Using the records below, give the number of lines where the word "JSON" appears, with no further output.

______

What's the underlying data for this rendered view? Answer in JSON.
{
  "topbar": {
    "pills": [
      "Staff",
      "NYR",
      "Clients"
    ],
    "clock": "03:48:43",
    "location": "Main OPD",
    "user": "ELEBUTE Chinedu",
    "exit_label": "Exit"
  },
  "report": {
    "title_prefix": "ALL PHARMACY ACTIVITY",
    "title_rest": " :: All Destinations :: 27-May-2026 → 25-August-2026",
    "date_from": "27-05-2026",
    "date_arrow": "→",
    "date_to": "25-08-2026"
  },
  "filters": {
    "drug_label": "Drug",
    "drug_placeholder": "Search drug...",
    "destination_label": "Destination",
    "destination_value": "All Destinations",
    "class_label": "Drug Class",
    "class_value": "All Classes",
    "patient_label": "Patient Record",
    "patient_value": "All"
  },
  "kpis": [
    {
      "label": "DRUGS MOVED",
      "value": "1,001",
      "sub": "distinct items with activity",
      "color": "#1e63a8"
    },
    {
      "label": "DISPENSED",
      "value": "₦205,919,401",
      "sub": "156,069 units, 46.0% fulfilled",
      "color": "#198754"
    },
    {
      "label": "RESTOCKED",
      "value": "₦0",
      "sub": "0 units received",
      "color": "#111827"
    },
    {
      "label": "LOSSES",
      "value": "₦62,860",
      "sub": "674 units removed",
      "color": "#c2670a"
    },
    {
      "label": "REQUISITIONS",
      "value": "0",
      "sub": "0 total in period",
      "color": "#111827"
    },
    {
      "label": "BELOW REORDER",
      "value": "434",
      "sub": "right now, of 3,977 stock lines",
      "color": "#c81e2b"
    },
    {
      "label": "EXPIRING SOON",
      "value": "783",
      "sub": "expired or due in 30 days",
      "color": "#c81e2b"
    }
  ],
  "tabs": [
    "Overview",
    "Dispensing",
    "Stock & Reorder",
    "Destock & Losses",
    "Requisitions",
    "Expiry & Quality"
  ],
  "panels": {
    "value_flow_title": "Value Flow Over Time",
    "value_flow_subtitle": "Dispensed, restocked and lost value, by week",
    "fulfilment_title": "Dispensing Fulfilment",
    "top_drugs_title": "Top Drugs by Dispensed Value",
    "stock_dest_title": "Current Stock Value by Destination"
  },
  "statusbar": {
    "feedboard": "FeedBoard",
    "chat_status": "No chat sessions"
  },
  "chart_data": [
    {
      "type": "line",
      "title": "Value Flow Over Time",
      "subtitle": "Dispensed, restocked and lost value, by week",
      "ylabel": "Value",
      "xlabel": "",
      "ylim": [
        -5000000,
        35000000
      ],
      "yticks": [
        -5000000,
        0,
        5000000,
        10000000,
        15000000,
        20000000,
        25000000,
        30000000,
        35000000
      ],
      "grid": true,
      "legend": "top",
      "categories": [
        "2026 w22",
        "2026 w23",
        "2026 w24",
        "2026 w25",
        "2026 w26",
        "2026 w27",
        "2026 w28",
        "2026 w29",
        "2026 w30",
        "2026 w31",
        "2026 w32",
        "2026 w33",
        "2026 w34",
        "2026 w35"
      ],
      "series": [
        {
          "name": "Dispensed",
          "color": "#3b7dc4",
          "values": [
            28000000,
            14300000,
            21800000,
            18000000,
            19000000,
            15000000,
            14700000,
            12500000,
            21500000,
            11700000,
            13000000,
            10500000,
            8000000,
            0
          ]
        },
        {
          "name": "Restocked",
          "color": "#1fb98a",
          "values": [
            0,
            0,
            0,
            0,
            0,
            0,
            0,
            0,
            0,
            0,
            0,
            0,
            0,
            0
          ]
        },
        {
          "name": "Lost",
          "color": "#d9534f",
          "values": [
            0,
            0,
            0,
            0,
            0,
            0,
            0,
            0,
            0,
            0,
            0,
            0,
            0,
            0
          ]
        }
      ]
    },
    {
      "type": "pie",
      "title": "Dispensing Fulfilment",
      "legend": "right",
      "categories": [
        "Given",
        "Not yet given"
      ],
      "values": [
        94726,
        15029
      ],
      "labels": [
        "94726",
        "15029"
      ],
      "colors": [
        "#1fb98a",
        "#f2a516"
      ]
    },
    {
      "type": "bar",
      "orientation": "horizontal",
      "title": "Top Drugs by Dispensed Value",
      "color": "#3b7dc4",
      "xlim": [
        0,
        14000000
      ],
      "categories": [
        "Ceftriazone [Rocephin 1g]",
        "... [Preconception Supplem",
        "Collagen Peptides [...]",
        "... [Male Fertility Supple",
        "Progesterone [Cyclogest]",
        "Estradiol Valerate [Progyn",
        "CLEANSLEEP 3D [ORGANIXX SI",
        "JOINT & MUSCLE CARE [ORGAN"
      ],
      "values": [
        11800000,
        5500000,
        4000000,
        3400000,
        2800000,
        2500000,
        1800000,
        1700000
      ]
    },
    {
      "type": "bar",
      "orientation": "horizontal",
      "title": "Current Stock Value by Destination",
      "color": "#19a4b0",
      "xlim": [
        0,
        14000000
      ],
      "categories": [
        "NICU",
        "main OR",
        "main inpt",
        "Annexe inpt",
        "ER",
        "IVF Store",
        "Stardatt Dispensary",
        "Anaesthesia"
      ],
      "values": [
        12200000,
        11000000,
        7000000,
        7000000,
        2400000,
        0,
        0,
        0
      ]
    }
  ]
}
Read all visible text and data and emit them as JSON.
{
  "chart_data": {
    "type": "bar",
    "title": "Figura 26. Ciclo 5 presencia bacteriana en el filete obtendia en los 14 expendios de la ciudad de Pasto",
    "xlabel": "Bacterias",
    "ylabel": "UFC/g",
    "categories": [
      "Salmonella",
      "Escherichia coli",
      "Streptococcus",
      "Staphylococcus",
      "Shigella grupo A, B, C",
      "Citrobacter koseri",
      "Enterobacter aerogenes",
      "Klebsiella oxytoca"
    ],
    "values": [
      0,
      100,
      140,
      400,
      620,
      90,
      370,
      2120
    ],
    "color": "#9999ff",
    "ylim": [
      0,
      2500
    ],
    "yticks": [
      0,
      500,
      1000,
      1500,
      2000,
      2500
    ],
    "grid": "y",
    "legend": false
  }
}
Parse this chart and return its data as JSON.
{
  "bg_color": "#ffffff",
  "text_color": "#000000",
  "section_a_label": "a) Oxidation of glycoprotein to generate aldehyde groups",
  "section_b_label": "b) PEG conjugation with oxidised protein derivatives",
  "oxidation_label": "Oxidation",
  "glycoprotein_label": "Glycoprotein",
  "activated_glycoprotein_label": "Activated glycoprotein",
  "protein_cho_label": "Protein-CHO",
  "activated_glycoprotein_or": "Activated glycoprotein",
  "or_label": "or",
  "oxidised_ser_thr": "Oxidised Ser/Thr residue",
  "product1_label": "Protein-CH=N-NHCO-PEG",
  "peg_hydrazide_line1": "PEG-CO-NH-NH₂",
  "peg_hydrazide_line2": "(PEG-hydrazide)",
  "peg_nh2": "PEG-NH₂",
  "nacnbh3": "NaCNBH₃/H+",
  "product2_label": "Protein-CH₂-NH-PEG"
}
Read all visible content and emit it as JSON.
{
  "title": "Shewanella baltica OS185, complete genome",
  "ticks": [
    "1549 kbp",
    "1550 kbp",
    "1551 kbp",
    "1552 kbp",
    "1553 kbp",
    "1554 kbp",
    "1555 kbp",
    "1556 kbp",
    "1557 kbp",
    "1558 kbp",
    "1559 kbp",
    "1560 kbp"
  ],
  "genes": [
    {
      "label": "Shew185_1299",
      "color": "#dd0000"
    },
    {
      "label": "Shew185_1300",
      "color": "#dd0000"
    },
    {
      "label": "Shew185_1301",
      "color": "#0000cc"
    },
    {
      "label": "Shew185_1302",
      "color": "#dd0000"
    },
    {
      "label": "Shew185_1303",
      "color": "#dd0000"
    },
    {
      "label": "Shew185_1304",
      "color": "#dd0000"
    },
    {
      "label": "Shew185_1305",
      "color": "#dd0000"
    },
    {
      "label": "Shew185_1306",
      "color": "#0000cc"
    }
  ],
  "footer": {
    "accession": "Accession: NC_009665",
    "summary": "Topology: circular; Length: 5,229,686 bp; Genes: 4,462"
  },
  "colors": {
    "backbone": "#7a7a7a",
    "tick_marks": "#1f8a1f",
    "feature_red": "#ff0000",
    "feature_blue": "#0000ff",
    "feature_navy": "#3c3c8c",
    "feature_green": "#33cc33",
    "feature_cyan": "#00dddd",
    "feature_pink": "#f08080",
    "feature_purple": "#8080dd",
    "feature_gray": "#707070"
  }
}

______

THE COMPLETED TASK >> 4